[Stored items]
* * *
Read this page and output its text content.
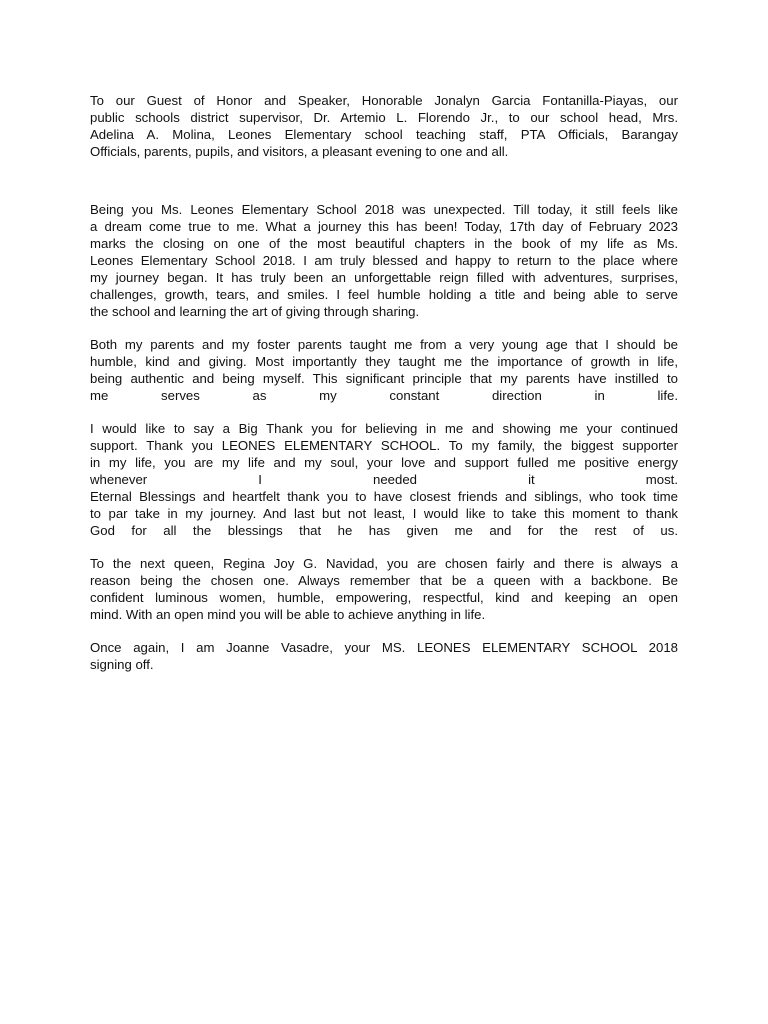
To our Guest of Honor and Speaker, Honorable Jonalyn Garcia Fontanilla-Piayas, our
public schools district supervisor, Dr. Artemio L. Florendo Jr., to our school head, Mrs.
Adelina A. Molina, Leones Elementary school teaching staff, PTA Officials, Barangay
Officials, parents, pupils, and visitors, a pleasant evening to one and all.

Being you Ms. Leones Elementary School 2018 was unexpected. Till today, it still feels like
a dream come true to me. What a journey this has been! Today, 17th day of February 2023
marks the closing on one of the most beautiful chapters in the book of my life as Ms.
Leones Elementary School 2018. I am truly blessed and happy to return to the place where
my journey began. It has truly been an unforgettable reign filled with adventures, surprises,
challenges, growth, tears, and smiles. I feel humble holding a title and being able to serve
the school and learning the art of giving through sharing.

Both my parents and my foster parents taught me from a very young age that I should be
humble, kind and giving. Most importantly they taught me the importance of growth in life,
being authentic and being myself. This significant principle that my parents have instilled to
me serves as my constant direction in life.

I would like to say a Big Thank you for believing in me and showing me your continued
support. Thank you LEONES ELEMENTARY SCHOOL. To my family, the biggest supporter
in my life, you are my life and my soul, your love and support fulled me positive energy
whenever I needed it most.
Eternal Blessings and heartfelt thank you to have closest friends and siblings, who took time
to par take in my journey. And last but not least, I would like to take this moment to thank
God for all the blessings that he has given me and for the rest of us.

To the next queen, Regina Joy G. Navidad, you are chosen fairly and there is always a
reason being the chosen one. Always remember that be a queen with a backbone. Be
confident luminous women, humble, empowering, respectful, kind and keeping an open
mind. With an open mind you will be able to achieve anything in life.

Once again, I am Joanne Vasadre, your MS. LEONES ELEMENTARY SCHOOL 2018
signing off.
* * *
| Prompt |
Reproduce the listing above exactly, excluding all pictures.

| Correct output |
Read this page and output its text content.
To our Guest of Honor and Speaker, Honorable Jonalyn Garcia Fontanilla-Piayas, our
public schools district supervisor, Dr. Artemio L. Florendo Jr., to our school head, Mrs.
Adelina A. Molina, Leones Elementary school teaching staff, PTA Officials, Barangay
Officials, parents, pupils, and visitors, a pleasant evening to one and all.

Being you Ms. Leones Elementary School 2018 was unexpected. Till today, it still feels like
a dream come true to me. What a journey this has been! Today, 17th day of February 2023
marks the closing on one of the most beautiful chapters in the book of my life as Ms.
Leones Elementary School 2018. I am truly blessed and happy to return to the place where
my journey began. It has truly been an unforgettable reign filled with adventures, surprises,
challenges, growth, tears, and smiles. I feel humble holding a title and being able to serve
the school and learning the art of giving through sharing.

Both my parents and my foster parents taught me from a very young age that I should be
humble, kind and giving. Most importantly they taught me the importance of growth in life,
being authentic and being myself. This significant principle that my parents have instilled to
me serves as my constant direction in life.

I would like to say a Big Thank you for believing in me and showing me your continued
support. Thank you LEONES ELEMENTARY SCHOOL. To my family, the biggest supporter
in my life, you are my life and my soul, your love and support fulled me positive energy
whenever I needed it most.
Eternal Blessings and heartfelt thank you to have closest friends and siblings, who took time
to par take in my journey. And last but not least, I would like to take this moment to thank
God for all the blessings that he has given me and for the rest of us.

To the next queen, Regina Joy G. Navidad, you are chosen fairly and there is always a
reason being the chosen one. Always remember that be a queen with a backbone. Be
confident luminous women, humble, empowering, respectful, kind and keeping an open
mind. With an open mind you will be able to achieve anything in life.

Once again, I am Joanne Vasadre, your MS. LEONES ELEMENTARY SCHOOL 2018
signing off.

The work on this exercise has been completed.